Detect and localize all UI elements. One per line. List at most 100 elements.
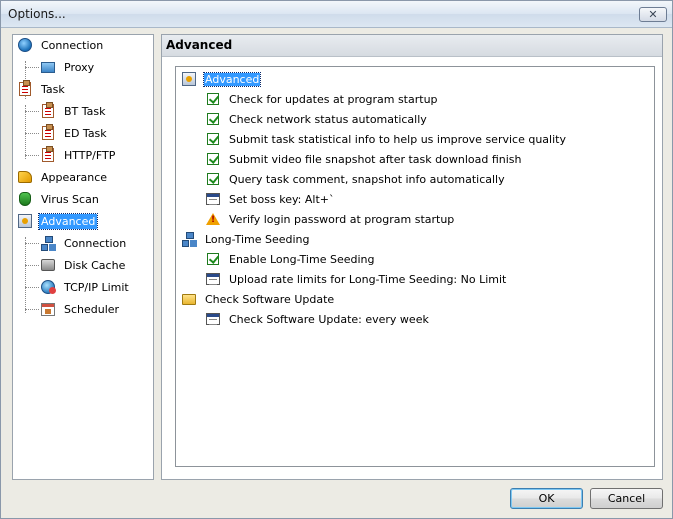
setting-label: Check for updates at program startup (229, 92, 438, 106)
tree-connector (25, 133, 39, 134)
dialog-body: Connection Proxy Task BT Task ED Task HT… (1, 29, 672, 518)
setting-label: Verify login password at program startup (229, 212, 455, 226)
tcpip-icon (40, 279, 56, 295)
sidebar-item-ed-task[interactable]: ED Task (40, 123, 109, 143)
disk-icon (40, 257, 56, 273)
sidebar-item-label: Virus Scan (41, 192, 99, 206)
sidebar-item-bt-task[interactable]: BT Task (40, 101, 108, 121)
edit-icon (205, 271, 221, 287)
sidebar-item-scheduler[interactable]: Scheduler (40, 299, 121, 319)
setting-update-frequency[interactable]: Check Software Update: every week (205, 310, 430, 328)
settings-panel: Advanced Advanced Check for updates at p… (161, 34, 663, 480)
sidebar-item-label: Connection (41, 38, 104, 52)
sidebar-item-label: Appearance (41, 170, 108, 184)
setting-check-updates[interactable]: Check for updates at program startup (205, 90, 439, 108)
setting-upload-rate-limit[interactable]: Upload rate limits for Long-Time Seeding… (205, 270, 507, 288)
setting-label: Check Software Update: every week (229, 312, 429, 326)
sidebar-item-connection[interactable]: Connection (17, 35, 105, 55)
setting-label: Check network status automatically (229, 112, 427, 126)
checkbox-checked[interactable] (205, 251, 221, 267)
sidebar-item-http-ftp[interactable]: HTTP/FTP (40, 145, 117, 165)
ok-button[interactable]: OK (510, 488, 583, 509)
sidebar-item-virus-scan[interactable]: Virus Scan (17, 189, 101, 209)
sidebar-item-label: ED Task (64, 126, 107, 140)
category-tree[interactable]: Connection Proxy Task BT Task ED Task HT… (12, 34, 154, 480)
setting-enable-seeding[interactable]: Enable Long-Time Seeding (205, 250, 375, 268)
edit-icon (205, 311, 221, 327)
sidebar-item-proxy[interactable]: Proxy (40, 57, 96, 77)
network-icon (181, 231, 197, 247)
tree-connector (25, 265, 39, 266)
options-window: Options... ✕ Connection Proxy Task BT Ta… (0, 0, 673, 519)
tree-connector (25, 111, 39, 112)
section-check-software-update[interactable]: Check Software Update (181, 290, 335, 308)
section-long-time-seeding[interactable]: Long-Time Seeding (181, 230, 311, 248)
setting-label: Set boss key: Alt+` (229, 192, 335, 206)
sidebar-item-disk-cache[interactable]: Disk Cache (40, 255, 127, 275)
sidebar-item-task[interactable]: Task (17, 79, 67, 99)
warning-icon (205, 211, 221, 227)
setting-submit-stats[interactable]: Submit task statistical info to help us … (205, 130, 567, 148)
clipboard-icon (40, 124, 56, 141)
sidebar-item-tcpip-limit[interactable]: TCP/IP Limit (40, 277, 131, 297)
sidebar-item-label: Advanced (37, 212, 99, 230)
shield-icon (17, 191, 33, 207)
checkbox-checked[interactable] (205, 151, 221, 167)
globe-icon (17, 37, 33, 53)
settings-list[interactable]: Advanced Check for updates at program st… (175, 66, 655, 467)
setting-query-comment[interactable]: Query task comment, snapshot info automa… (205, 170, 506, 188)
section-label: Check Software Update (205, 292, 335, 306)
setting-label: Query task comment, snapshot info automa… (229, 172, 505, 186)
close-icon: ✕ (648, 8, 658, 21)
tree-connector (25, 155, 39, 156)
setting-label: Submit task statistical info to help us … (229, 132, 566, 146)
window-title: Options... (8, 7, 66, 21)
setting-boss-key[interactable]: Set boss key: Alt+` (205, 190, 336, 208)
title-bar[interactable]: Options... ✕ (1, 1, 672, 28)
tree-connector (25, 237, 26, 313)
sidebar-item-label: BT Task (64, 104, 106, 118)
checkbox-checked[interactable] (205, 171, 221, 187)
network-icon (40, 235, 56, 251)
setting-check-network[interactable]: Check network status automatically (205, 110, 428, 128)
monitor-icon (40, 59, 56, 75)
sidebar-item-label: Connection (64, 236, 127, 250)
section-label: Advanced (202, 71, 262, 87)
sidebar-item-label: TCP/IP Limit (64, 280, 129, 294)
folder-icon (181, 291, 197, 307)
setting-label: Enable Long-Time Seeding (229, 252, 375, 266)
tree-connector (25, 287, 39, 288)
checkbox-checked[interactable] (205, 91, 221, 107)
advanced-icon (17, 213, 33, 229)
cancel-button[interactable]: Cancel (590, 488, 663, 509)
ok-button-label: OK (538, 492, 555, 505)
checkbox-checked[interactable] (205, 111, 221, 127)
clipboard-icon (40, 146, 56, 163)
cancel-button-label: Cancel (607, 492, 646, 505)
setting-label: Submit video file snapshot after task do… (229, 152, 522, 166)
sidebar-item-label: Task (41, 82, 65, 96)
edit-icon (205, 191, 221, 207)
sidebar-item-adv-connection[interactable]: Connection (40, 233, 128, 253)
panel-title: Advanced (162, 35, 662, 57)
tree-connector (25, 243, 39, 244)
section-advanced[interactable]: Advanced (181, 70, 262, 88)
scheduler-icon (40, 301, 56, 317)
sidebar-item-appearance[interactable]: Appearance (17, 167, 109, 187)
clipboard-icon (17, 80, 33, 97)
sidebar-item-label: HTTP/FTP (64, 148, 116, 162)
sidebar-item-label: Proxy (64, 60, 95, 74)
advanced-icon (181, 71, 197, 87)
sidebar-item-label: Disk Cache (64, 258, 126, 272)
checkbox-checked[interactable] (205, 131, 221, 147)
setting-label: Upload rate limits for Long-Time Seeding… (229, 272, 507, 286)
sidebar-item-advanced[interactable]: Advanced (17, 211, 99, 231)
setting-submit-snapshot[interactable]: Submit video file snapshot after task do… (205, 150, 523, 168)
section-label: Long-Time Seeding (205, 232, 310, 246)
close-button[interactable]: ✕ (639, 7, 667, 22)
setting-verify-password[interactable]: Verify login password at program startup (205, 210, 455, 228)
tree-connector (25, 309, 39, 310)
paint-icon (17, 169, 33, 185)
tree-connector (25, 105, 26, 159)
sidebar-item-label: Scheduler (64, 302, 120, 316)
* * *
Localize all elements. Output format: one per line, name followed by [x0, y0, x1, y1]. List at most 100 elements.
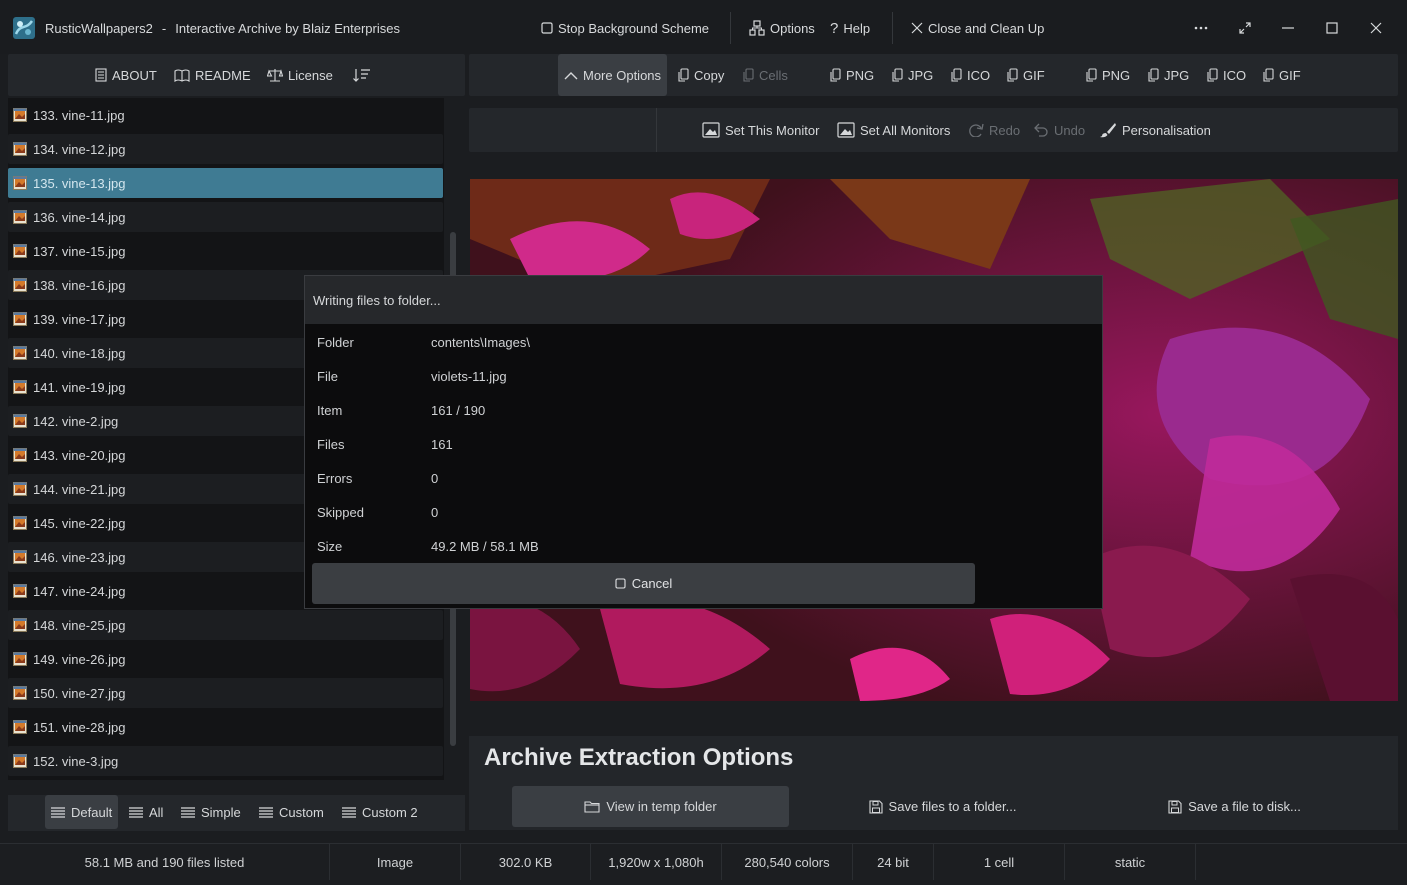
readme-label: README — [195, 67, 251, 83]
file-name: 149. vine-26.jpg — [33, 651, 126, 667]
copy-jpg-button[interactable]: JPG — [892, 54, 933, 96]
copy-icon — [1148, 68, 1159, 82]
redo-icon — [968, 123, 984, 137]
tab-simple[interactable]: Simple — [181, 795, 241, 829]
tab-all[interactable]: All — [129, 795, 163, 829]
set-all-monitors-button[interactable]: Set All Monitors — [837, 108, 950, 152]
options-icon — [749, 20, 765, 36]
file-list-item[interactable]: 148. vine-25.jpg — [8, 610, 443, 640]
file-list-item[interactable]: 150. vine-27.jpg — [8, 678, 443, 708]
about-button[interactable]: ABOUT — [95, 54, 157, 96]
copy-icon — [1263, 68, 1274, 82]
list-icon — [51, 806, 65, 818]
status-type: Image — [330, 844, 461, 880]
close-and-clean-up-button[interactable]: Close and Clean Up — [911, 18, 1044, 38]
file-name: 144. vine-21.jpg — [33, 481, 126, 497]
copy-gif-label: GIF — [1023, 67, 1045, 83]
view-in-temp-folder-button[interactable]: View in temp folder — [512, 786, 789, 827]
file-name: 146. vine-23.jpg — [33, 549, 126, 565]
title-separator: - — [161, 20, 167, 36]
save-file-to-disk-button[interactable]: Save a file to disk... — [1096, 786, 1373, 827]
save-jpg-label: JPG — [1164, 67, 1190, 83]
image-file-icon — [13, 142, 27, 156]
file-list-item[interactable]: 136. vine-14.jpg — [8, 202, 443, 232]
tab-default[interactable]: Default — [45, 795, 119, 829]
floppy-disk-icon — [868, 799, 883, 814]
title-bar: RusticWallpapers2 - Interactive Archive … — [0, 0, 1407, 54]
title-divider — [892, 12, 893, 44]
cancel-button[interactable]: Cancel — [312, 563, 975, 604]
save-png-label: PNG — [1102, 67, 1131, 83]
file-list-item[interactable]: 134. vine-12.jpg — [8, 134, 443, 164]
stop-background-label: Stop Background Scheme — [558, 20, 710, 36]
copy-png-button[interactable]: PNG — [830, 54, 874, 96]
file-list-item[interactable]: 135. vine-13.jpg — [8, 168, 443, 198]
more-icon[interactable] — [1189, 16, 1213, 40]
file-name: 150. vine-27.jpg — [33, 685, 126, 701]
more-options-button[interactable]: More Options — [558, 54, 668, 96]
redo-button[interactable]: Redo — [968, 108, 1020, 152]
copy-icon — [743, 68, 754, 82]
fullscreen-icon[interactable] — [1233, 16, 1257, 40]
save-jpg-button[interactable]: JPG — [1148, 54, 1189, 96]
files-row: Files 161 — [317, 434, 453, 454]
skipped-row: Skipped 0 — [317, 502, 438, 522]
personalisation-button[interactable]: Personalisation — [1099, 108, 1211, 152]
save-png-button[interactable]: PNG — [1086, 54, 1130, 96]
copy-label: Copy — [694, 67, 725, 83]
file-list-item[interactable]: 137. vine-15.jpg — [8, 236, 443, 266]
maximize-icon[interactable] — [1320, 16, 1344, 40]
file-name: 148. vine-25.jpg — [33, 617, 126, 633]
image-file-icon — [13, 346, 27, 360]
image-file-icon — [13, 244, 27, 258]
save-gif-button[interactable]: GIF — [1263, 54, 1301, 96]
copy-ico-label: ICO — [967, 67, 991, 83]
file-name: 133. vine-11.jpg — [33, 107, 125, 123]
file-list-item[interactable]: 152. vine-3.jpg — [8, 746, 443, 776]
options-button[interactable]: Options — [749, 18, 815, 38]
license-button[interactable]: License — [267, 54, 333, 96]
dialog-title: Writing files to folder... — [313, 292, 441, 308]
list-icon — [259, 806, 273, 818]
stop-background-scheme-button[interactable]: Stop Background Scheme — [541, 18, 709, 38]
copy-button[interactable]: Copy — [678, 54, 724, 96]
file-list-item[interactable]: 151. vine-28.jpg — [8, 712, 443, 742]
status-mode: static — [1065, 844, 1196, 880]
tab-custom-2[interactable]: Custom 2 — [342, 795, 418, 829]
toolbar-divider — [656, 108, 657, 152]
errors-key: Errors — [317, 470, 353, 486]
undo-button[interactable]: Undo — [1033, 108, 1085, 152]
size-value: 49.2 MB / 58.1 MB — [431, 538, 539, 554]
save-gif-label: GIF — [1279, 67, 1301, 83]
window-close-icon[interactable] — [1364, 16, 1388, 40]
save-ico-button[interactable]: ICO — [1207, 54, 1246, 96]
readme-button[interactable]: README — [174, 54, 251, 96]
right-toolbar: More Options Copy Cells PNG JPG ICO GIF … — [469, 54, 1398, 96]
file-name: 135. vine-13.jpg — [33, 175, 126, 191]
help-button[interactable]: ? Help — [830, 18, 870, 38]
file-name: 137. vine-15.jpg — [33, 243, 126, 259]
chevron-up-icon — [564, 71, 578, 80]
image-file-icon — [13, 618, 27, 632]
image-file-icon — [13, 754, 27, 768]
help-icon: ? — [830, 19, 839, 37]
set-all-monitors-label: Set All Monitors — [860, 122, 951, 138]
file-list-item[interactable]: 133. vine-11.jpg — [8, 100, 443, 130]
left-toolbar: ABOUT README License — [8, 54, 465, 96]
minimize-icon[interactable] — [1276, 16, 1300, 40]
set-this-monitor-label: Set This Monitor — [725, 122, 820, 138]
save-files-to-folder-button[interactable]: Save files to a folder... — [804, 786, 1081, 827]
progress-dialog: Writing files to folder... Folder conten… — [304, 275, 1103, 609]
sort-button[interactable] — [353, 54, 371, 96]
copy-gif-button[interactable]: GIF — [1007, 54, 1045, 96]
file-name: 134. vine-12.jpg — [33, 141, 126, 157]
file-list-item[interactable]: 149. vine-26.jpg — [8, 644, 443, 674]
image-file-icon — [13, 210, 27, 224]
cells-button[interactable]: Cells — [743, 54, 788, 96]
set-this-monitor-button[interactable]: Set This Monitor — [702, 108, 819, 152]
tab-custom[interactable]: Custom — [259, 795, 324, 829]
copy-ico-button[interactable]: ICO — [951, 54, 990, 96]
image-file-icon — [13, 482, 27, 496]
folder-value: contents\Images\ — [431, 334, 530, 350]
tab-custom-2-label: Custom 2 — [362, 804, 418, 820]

- Work required
Look over the records above, and wherever a line contains the string "close", copy that line.

- Exercise answer
close-icon: ✕ (648, 8, 658, 21)
close-button[interactable]: ✕ (639, 7, 667, 22)
close-and-clean-up-button[interactable]: Close and Clean Up — [911, 18, 1044, 38]
window-close-icon[interactable] — [1364, 16, 1388, 40]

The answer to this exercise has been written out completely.